Вопросы для ответа:
a - Согласуются ли с фрагментом об авиаконструкторе и Жоресе Алферове следующие утверждения: (i) авиаконструктору было 59 лет, когда у него остановилось сердце; (ii) автор узнал о Жоресе Алферове в начале 90-х; (iii) в списке работ, использованных в дипломе, по этой тематике преобладали русские имена? Для каждого утверждения ответьте «да» или «нет» и приведите решающие слова фрагмента.
b - На каком полигоне, согласно фрагменту об авиаконструкторе и Жоресе Алферове, проходили испытания «Бури», во время которых у авиаконструктора остановилось сердце?

Фрагмент текста:

.....

Именно в ходе очередных испытаний «Бури» на полигоне Сары-Шаган, что близ озера Балхаш, у не дающего себе ни минуты послабления, упрямого и одержимого авиаконструктора остановилось сердце. Семену Алексеевичу было всего 59 лет. Его называли счастливчиком: смелые проекты, удачные самолеты, большие победы, вхож к Сталину, избежал репрессий, звезды Героя, четырежды лауреат, дача, машина, охрана, а на самом деле простая и яркая с детства мечта – о небе и крыльях…

Академик Жорес Алферов

О Жоресе Алферове я узнал в середине 80-х. Когда делал диплом в НИИ материалов электронной техники. Занимался жидкофазной эпитаксией полупроводников в системе алюминий-галлий-мышьяк. Проще говоря, выращивал этакие очень-очень тонкие кристаллические слои с довольно хитрым составом. Из них потом изготавливались всевозможные светоизлучающие приборы. Скажем: светодиоды, лазеры, фотоприемники. Еще не массового применения, как сейчас, а главным образом – военного, космического и т.д.

Список используемых в дипломе работ пестрил многими фамилиями: привычными для электроники середины 80-х – японскими, американскими, тайваньскими (материковый Китай тогда еще только набирал научные обороты) и, что удивительно, русскими – тоже. Еще более удивительно оказалось то, что русские имена в этой тематике преобладали. И среди этих имен ярко доминировало одно – Жорес Алферов. Имя это звучало везде, где всерьез начинали говорить об оптоэлектронике – той электронике, где в процессах участвуют не только электроны, но и фотоны. То есть, где излучается или поглощается свет.

.....

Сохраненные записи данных
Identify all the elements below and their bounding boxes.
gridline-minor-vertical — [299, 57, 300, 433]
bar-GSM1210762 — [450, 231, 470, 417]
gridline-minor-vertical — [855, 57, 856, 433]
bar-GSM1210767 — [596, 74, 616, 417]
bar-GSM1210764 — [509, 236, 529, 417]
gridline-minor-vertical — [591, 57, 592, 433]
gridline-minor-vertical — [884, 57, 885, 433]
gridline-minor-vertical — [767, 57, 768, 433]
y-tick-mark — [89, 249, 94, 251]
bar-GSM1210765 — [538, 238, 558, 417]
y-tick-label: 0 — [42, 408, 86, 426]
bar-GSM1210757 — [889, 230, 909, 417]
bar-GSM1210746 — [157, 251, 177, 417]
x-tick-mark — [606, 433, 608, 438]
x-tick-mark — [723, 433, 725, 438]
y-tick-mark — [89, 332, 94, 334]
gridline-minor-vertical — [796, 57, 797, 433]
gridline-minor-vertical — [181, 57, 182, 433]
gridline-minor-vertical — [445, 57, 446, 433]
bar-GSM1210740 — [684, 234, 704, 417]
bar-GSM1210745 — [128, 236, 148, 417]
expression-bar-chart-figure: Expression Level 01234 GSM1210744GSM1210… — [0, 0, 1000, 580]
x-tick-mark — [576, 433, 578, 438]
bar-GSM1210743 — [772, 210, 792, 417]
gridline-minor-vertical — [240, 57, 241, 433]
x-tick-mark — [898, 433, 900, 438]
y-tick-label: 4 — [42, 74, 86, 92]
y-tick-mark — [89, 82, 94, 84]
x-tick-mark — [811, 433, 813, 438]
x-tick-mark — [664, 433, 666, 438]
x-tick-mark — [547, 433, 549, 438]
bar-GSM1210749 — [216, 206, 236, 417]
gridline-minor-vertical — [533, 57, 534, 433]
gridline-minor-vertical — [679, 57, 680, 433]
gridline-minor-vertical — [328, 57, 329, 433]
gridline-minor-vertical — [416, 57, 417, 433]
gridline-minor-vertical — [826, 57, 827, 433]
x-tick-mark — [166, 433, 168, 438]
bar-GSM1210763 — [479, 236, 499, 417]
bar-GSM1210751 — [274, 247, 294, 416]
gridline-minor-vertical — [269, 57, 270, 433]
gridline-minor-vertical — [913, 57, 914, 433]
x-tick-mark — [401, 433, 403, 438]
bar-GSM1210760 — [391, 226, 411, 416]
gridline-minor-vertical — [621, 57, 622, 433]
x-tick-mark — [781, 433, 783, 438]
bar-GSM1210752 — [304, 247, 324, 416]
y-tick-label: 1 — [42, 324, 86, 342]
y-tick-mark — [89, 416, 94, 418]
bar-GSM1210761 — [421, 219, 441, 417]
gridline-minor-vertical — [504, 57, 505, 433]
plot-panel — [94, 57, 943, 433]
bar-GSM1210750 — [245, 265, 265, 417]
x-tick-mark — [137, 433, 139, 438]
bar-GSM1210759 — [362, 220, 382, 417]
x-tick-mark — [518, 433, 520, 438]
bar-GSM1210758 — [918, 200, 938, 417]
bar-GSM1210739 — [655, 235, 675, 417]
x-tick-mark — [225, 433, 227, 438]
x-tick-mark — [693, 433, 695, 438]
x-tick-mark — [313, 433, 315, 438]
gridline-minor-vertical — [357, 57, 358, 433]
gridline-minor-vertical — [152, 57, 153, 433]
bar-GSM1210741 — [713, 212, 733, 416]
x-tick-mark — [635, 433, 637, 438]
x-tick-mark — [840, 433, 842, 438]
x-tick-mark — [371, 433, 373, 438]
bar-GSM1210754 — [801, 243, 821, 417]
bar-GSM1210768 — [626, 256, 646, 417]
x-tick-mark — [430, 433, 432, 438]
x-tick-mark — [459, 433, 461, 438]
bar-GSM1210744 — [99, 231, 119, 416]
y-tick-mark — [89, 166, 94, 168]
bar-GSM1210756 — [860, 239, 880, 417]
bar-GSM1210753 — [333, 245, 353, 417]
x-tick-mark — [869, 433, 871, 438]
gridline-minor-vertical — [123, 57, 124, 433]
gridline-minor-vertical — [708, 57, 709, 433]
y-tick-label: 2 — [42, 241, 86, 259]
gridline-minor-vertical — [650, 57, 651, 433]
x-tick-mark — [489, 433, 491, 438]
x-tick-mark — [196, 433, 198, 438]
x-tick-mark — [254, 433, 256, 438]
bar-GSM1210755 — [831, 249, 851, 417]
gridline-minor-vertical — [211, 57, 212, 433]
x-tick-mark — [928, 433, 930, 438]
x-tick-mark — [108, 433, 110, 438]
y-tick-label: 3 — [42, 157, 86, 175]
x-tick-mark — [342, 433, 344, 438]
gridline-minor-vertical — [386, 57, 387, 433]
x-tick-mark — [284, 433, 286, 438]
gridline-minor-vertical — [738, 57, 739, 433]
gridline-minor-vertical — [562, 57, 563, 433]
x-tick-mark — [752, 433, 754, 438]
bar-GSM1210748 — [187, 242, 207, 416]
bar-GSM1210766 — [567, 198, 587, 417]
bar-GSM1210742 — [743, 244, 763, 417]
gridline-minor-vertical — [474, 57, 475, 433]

.....

Ответы:
a -
(i) Да: «Семену Алексеевичу было всего 59 лет».
(ii) Нет: «О Жоресе Алферове я узнал в середине 80-х».
(iii) Да: «русские имена в этой тематике преобладали».

b - На полигоне Сары-Шаган близ озера Балхаш.